Stored dataset items
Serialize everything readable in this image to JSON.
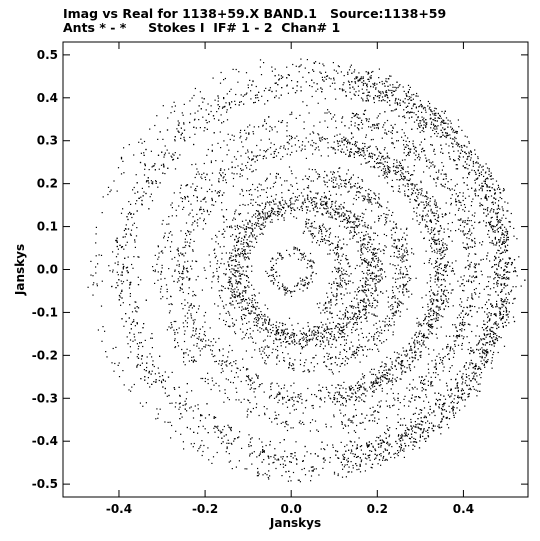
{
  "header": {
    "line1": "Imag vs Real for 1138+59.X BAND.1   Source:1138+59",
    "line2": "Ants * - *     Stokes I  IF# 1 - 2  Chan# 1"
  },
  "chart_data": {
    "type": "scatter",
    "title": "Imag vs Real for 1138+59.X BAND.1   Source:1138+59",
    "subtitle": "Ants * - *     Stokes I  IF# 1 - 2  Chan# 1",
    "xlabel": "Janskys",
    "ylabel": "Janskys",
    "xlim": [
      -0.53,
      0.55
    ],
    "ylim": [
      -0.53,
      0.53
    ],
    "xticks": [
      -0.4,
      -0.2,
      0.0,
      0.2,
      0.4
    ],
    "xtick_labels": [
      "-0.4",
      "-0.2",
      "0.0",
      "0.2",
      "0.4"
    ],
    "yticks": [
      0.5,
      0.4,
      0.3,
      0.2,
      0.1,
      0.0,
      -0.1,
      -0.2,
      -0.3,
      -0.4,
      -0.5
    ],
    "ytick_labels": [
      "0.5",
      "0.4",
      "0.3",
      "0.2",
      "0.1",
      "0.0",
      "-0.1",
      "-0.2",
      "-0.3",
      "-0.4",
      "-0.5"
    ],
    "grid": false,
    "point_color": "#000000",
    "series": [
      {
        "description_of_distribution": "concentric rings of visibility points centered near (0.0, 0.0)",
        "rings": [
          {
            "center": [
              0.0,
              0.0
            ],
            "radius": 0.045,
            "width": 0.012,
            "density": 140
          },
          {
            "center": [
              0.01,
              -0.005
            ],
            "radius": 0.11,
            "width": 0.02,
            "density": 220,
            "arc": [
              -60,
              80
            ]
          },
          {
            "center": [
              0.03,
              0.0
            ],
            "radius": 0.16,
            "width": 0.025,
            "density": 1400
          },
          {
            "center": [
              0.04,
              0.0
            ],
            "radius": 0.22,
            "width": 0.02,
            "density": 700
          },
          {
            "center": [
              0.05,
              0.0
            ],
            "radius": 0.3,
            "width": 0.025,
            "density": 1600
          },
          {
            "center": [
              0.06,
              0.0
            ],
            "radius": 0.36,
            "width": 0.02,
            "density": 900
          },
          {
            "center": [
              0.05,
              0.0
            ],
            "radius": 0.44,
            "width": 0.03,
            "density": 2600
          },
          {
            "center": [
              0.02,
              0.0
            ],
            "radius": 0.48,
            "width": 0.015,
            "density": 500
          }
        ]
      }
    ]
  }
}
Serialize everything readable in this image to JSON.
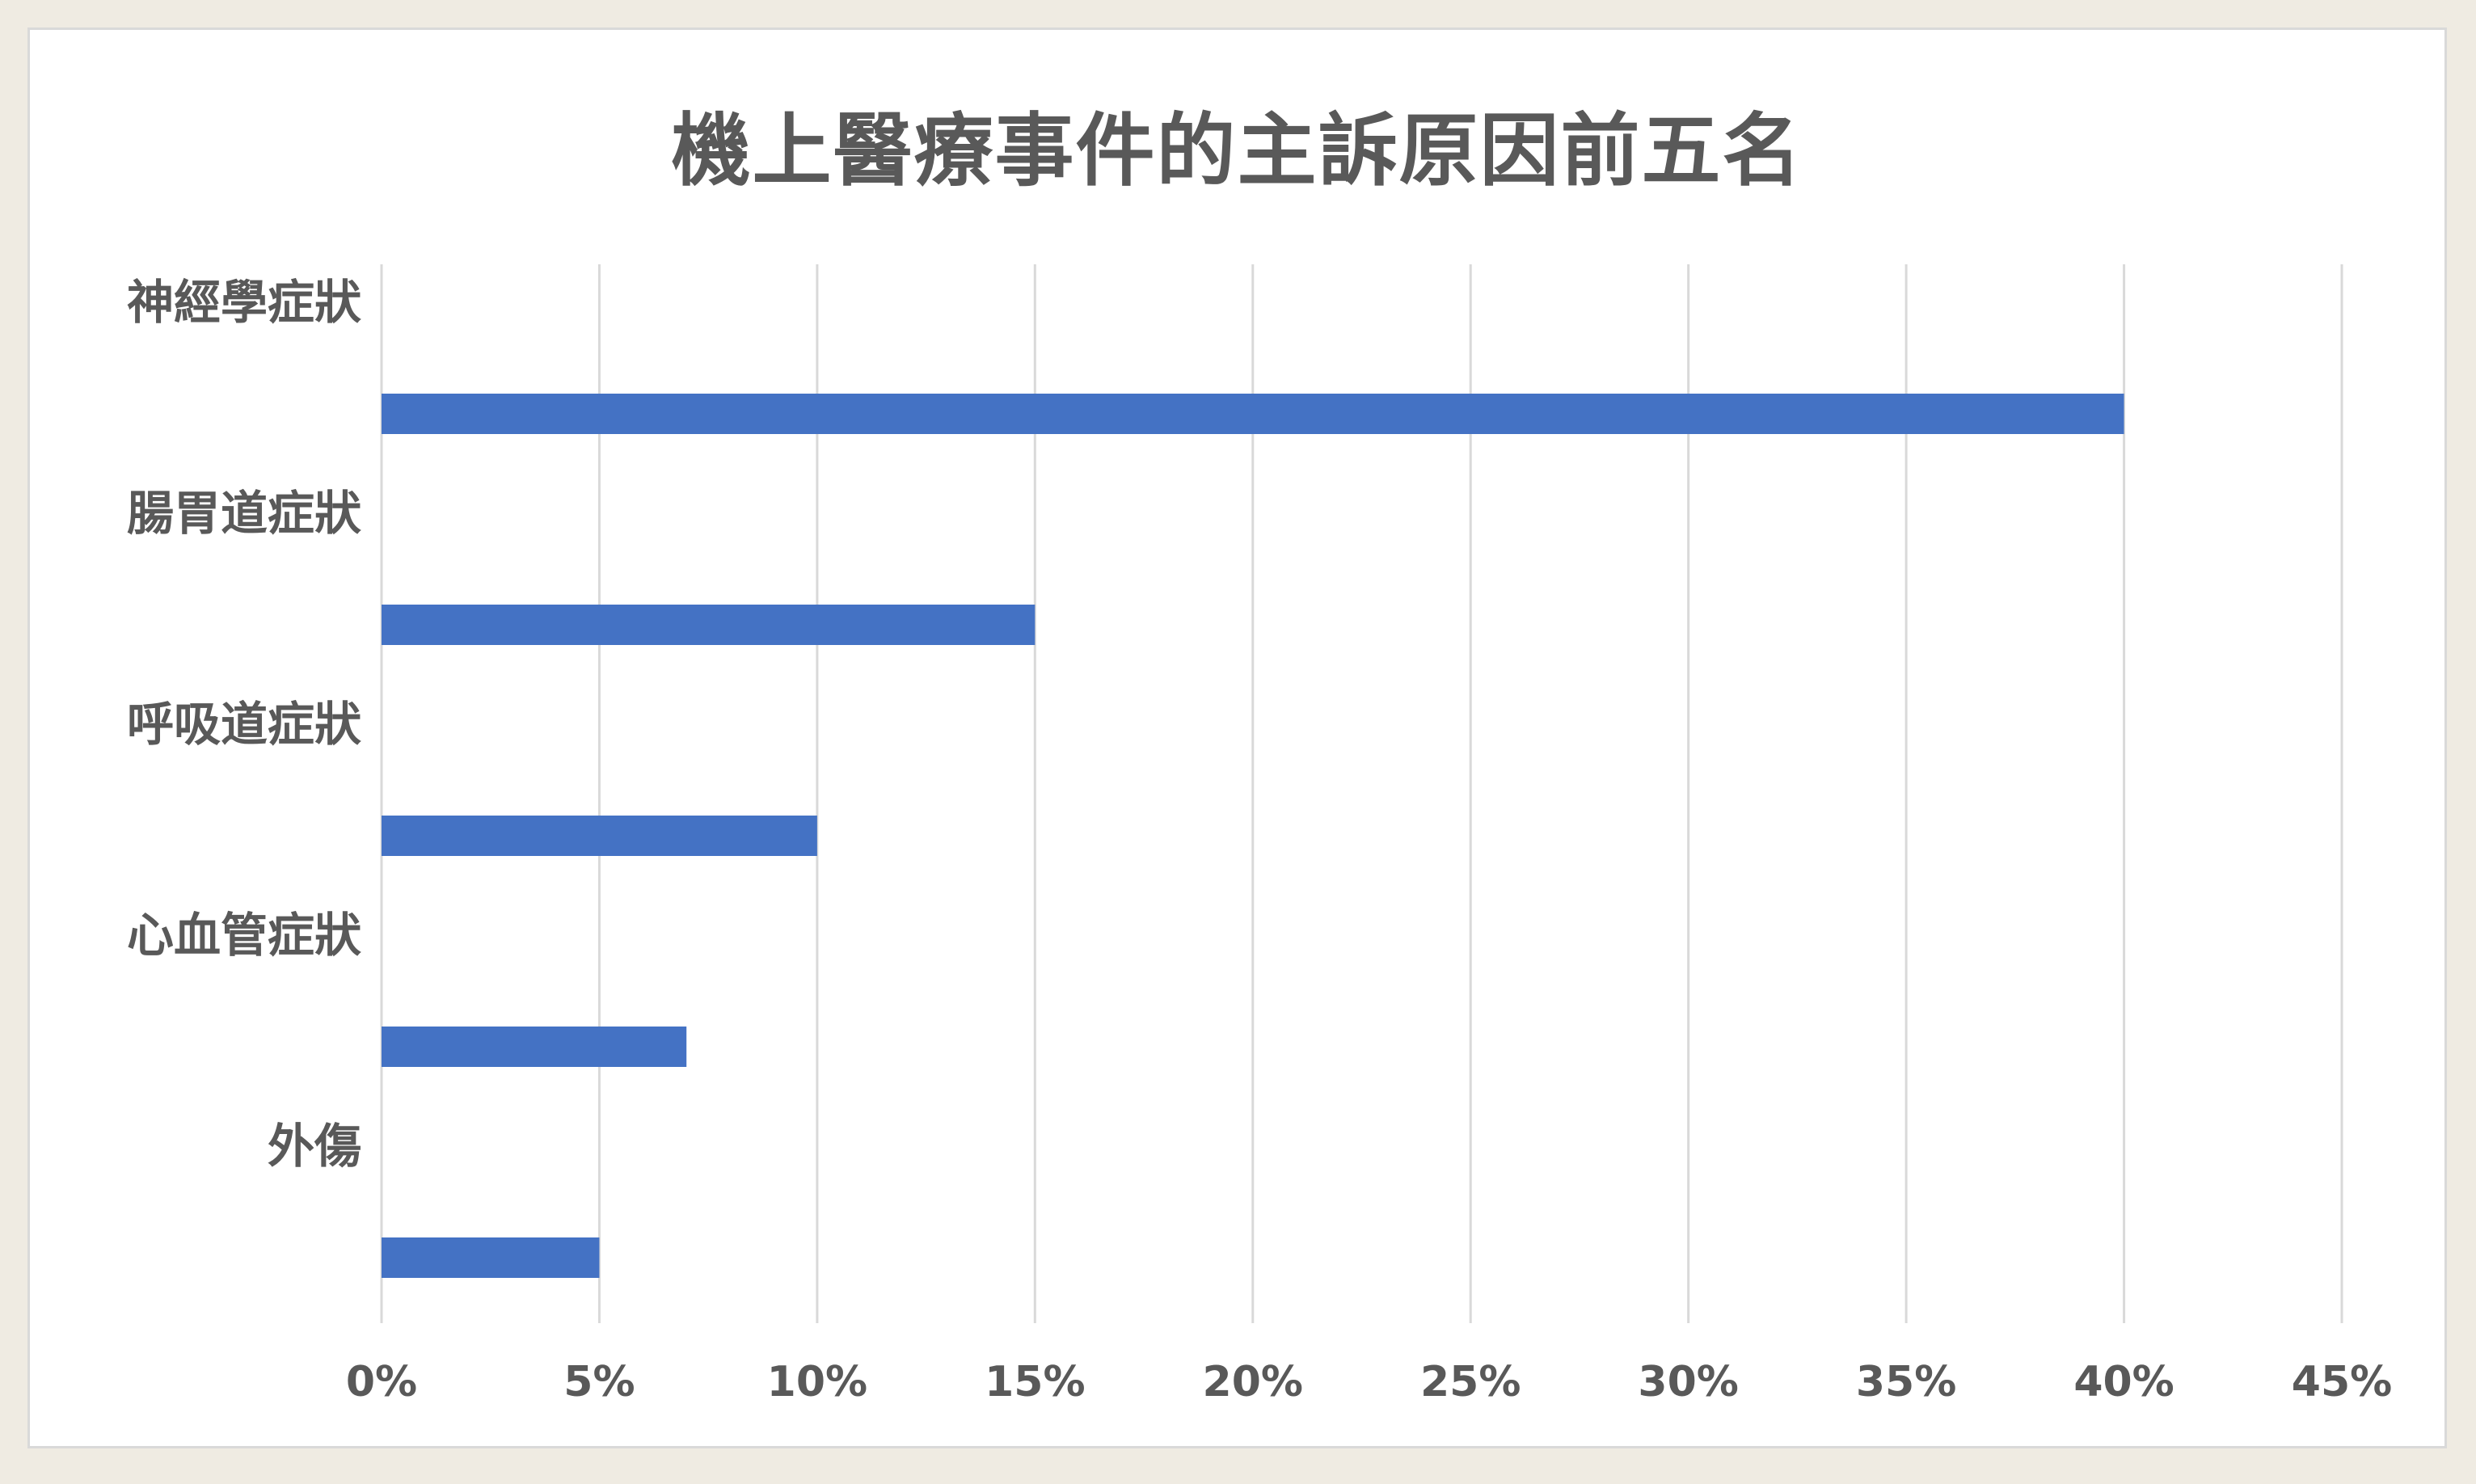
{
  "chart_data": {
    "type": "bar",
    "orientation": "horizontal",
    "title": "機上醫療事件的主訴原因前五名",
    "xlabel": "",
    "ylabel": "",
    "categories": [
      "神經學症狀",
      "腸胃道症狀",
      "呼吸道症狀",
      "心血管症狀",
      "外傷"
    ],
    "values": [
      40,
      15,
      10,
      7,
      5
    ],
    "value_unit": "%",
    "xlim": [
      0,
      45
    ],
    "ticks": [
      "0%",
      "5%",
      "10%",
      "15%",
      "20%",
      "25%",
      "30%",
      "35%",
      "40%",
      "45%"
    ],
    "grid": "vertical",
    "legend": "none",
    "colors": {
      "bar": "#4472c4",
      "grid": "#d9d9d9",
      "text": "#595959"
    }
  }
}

→ **TASK DETAILS**
Every line that holds the word "Ants" should be extracted.

→ **CORRECT RESULT**
    "line2": "Ants * - *     Stokes I  IF# 1 - 2  Chan# 1"
    "subtitle": "Ants * - *     Stokes I  IF# 1 - 2  Chan# 1",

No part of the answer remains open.